▼▼▼

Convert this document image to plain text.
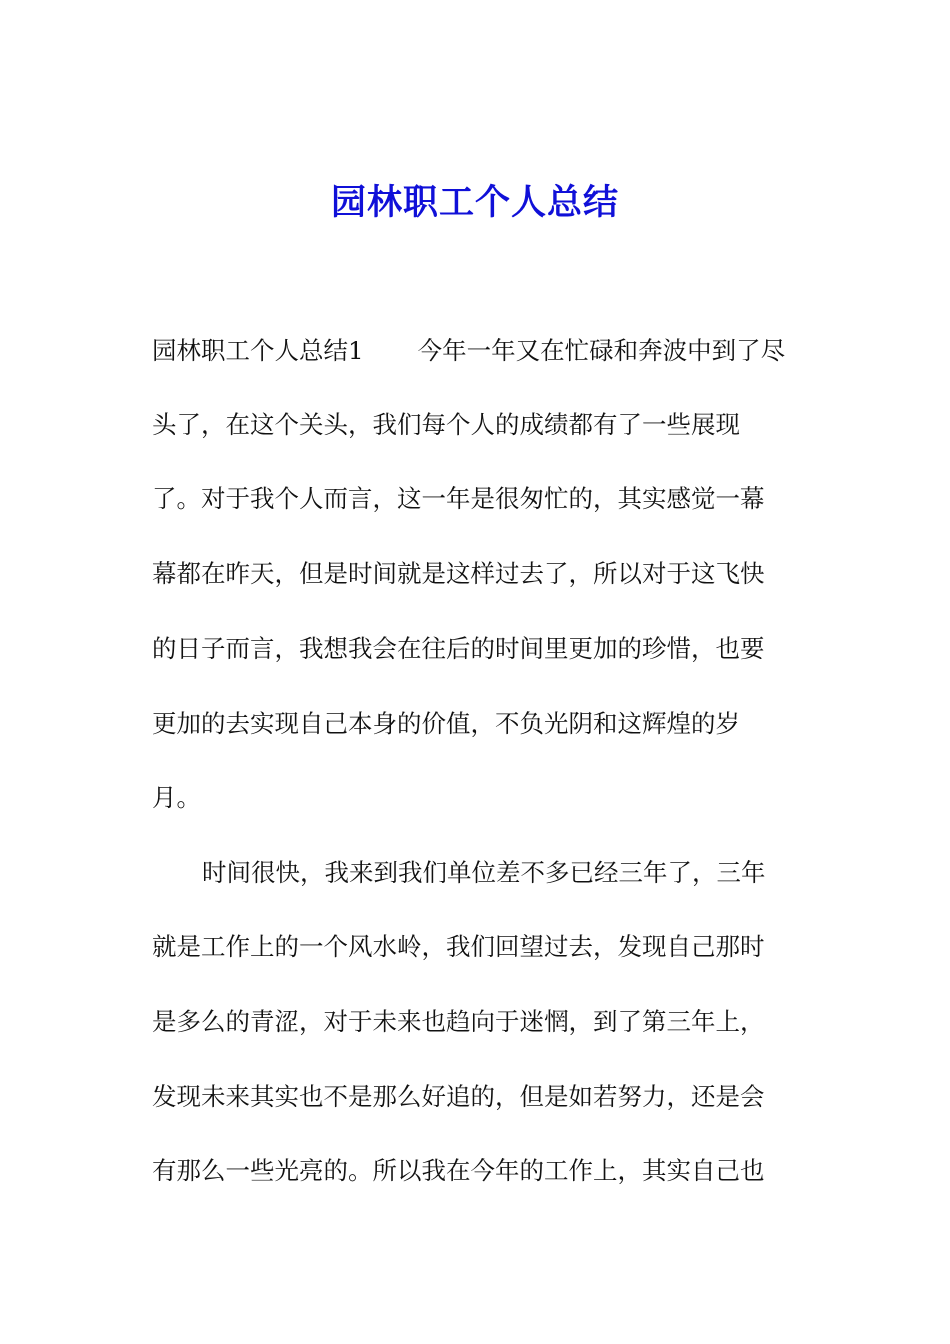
园林职工个人总结

园林职工个人总结1 今年一年又在忙碌和奔波中到了尽

头了，在这个关头，我们每个人的成绩都有了一些展现

了。对于我个人而言，这一年是很匆忙的，其实感觉一幕

幕都在昨天，但是时间就是这样过去了，所以对于这飞快

的日子而言，我想我会在往后的时间里更加的珍惜，也要

更加的去实现自己本身的价值，不负光阴和这辉煌的岁

月。

时间很快，我来到我们单位差不多已经三年了，三年

就是工作上的一个风水岭，我们回望过去，发现自己那时

是多么的青涩，对于未来也趋向于迷惘，到了第三年上，

发现未来其实也不是那么好追的，但是如若努力，还是会

有那么一些光亮的。所以我在今年的工作上，其实自己也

▲▲▲

→ **WHAT YOU HAVE TO DO**:
Write the listing above out again exactly, dropping each image.

→ **WRITTEN RESPONSE**:
Convert this document image to plain text.
园林职工个人总结

园林职工个人总结1 今年一年又在忙碌和奔波中到了尽

头了，在这个关头，我们每个人的成绩都有了一些展现

了。对于我个人而言，这一年是很匆忙的，其实感觉一幕

幕都在昨天，但是时间就是这样过去了，所以对于这飞快

的日子而言，我想我会在往后的时间里更加的珍惜，也要

更加的去实现自己本身的价值，不负光阴和这辉煌的岁

月。

时间很快，我来到我们单位差不多已经三年了，三年

就是工作上的一个风水岭，我们回望过去，发现自己那时

是多么的青涩，对于未来也趋向于迷惘，到了第三年上，

发现未来其实也不是那么好追的，但是如若努力，还是会

有那么一些光亮的。所以我在今年的工作上，其实自己也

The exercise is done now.